Há 70 anos, a nascente tradição carioca de tomar mate gelado na praia ganhava um grande impulso com uma entrevista do então técnico da seleção brasileira, Flávio Costa, ao Anuário Esportivo Brasileiro.

“É conhecida sua ação como hidrante, sobremodo preciosa no futebol, em que, não raro após a peleja, certos jogadores apresentam perda de dois até três quilos”, declarou Costa, num golpe de marketing para as empresas produtoras da erva no sul do país, que buscavam emplacar o hábito na então capital da República.

No momento em que a população do Rio de Janeiro está privada do esporte e do consumo da bebida na areia, o acesso a esse tipo de material histórico pode oferecer um pequeno alento.

É essa a aposta da Biblioteca Nacional, que passou a fazer uma curadoria de seu acervo digital nas redes sociais desde o início da quarentena provocada pelo combate ao coronavírus.

Com 2 milhões dos 8 milhões de itens de seu acervo disponíveis na internet, a instituição montou uma equipe para garimpar material de interesse e exibi-lo em textos com linguagem informal postados em suas contas no Twitter, Facebook e Instagram.

“Temos um tesouro da memória bibliográfica e iconográfica brasileira, que precisa ser acessado pelo público em geral, não apenas por pesquisadores”, diz o presidente da Biblioteca, Rafael Nogueira.

No material disponível há jornais, revistas, fotografias, gravuras e documentos em geral. Todo ele está aberto online, mas o acesso acaba muitas vezes ficando restrito a estudiosos.

A ideias é que as redes sociais sejam a porta da entrada para esse acervo, com publicações que levam diretamente aos documentos no site da Biblioteca.

“Começamos em janeiro com três posts por semana. Depois pedi um por dia, e atualmente temos de dois a três diários”, afirma Nogueira.

PROBLEMA CURTO A: Repita sem nenhuma alteração as linhas das entradas, do início delas até a linha com "180, 486, 206]", incluindo ambas as pontas.

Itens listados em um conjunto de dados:
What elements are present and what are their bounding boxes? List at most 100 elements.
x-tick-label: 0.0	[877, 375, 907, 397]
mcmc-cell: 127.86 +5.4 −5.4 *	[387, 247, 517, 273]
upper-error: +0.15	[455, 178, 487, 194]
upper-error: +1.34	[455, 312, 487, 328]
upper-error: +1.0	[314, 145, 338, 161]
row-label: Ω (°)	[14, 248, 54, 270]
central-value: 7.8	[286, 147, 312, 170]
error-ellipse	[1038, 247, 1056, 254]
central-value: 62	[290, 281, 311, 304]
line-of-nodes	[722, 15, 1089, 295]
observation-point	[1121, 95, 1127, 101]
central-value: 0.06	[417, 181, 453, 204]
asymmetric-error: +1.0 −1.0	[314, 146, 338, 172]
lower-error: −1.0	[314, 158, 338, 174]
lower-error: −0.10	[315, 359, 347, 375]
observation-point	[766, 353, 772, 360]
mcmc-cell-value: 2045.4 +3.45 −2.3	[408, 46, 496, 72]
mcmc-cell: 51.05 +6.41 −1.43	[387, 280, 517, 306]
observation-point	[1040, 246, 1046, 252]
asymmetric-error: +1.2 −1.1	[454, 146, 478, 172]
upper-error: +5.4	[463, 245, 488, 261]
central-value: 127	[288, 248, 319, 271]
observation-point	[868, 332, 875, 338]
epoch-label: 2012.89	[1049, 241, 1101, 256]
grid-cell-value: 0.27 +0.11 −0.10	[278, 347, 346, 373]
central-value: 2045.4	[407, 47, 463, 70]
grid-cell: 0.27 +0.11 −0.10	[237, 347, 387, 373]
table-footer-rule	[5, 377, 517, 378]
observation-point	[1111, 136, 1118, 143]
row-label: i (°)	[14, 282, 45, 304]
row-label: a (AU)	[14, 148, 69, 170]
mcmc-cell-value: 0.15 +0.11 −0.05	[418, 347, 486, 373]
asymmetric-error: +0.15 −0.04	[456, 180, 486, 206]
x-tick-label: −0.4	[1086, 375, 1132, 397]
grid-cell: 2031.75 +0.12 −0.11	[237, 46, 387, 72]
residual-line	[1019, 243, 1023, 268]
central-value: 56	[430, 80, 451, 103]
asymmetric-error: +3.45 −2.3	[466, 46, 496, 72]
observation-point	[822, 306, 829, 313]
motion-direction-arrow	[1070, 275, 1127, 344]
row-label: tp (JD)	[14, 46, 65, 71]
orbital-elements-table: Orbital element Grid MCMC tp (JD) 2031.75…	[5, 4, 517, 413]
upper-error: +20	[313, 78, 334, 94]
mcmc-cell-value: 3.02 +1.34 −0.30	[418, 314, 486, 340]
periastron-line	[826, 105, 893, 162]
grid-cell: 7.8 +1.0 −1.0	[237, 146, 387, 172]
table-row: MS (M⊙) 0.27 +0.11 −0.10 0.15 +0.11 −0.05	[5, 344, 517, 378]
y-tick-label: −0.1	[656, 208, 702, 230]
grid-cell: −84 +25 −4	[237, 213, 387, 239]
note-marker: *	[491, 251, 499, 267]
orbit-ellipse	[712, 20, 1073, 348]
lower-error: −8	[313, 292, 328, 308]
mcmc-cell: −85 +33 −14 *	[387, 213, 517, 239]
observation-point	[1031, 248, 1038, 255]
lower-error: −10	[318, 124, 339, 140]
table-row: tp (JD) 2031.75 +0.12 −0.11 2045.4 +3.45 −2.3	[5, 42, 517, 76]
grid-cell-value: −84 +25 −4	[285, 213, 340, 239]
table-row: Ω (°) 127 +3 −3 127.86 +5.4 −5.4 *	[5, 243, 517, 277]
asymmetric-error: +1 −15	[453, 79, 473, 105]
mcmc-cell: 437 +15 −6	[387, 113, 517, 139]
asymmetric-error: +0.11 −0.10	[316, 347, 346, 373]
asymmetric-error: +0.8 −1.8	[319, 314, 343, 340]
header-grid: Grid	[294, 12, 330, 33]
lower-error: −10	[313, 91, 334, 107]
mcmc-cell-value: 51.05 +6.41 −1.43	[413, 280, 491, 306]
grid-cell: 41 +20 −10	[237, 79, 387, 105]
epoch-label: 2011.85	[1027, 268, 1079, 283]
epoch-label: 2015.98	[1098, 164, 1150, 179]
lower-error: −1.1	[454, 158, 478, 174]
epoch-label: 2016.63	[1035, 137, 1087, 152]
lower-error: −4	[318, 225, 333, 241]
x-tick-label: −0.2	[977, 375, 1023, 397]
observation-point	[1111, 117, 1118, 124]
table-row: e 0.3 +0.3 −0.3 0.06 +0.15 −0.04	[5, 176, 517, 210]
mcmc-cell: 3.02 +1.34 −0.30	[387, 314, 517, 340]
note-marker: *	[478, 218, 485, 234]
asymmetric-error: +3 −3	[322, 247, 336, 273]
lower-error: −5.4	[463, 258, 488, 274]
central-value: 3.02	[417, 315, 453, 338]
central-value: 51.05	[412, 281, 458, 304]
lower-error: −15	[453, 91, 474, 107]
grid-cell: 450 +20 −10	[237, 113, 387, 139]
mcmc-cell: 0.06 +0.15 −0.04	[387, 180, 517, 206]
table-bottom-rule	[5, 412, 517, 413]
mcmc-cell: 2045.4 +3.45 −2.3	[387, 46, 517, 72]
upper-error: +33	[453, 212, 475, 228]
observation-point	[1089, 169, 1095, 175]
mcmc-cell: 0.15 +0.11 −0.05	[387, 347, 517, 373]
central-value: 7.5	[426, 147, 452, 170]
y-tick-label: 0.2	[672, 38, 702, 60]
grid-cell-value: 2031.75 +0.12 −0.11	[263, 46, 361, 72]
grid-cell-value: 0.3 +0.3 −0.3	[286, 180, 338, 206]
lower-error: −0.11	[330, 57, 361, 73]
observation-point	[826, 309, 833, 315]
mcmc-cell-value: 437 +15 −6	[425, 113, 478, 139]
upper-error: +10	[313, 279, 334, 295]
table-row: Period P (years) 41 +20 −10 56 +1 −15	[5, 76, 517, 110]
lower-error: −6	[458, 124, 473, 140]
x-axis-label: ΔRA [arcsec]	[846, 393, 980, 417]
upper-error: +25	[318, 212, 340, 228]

PROBLEMA CURTO B: Reproduza na íntegra, sem mudar nada, o texto sobre o acervo digital da Biblioteca Nacional.

RESULTADO DA TAREFA A:
What elements are present and what are their bounding boxes? List at most 100 elements.
x-tick-label: 0.0	[877, 375, 907, 397]
mcmc-cell: 127.86 +5.4 −5.4 *	[387, 247, 517, 273]
upper-error: +0.15	[455, 178, 487, 194]
upper-error: +1.34	[455, 312, 487, 328]
upper-error: +1.0	[314, 145, 338, 161]
row-label: Ω (°)	[14, 248, 54, 270]
central-value: 7.8	[286, 147, 312, 170]
error-ellipse	[1038, 247, 1056, 254]
central-value: 62	[290, 281, 311, 304]
line-of-nodes	[722, 15, 1089, 295]
observation-point	[1121, 95, 1127, 101]
central-value: 0.06	[417, 181, 453, 204]
asymmetric-error: +1.0 −1.0	[314, 146, 338, 172]
lower-error: −1.0	[314, 158, 338, 174]
lower-error: −0.10	[315, 359, 347, 375]
observation-point	[766, 353, 772, 360]
mcmc-cell-value: 2045.4 +3.45 −2.3	[408, 46, 496, 72]
mcmc-cell: 51.05 +6.41 −1.43	[387, 280, 517, 306]
observation-point	[1040, 246, 1046, 252]
asymmetric-error: +1.2 −1.1	[454, 146, 478, 172]
upper-error: +5.4	[463, 245, 488, 261]
central-value: 127	[288, 248, 319, 271]
observation-point	[868, 332, 875, 338]
epoch-label: 2012.89	[1049, 241, 1101, 256]
grid-cell-value: 0.27 +0.11 −0.10	[278, 347, 346, 373]
central-value: 2045.4	[407, 47, 463, 70]
grid-cell: 0.27 +0.11 −0.10	[237, 347, 387, 373]
table-footer-rule	[5, 377, 517, 378]
observation-point	[1111, 136, 1118, 143]
row-label: i (°)	[14, 282, 45, 304]
row-label: a (AU)	[14, 148, 69, 170]
mcmc-cell-value: 0.15 +0.11 −0.05	[418, 347, 486, 373]
asymmetric-error: +0.15 −0.04	[456, 180, 486, 206]

RESULTADO DA TAREFA B:
Há 70 anos, a nascente tradição carioca de tomar mate gelado na praia ganhava um grande impulso com uma entrevista do então técnico da seleção brasileira, Flávio Costa, ao Anuário Esportivo Brasileiro.

“É conhecida sua ação como hidrante, sobremodo preciosa no futebol, em que, não raro após a peleja, certos jogadores apresentam perda de dois até três quilos”, declarou Costa, num golpe de marketing para as empresas produtoras da erva no sul do país, que buscavam emplacar o hábito na então capital da República.

No momento em que a população do Rio de Janeiro está privada do esporte e do consumo da bebida na areia, o acesso a esse tipo de material histórico pode oferecer um pequeno alento.

É essa a aposta da Biblioteca Nacional, que passou a fazer uma curadoria de seu acervo digital nas redes sociais desde o início da quarentena provocada pelo combate ao coronavírus.

Com 2 milhões dos 8 milhões de itens de seu acervo disponíveis na internet, a instituição montou uma equipe para garimpar material de interesse e exibi-lo em textos com linguagem informal postados em suas contas no Twitter, Facebook e Instagram.

“Temos um tesouro da memória bibliográfica e iconográfica brasileira, que precisa ser acessado pelo público em geral, não apenas por pesquisadores”, diz o presidente da Biblioteca, Rafael Nogueira.

No material disponível há jornais, revistas, fotografias, gravuras e documentos em geral. Todo ele está aberto online, mas o acesso acaba muitas vezes ficando restrito a estudiosos.

A ideias é que as redes sociais sejam a porta da entrada para esse acervo, com publicações que levam diretamente aos documentos no site da Biblioteca.

“Começamos em janeiro com três posts por semana. Depois pedi um por dia, e atualmente temos de dois a três diários”, afirma Nogueira.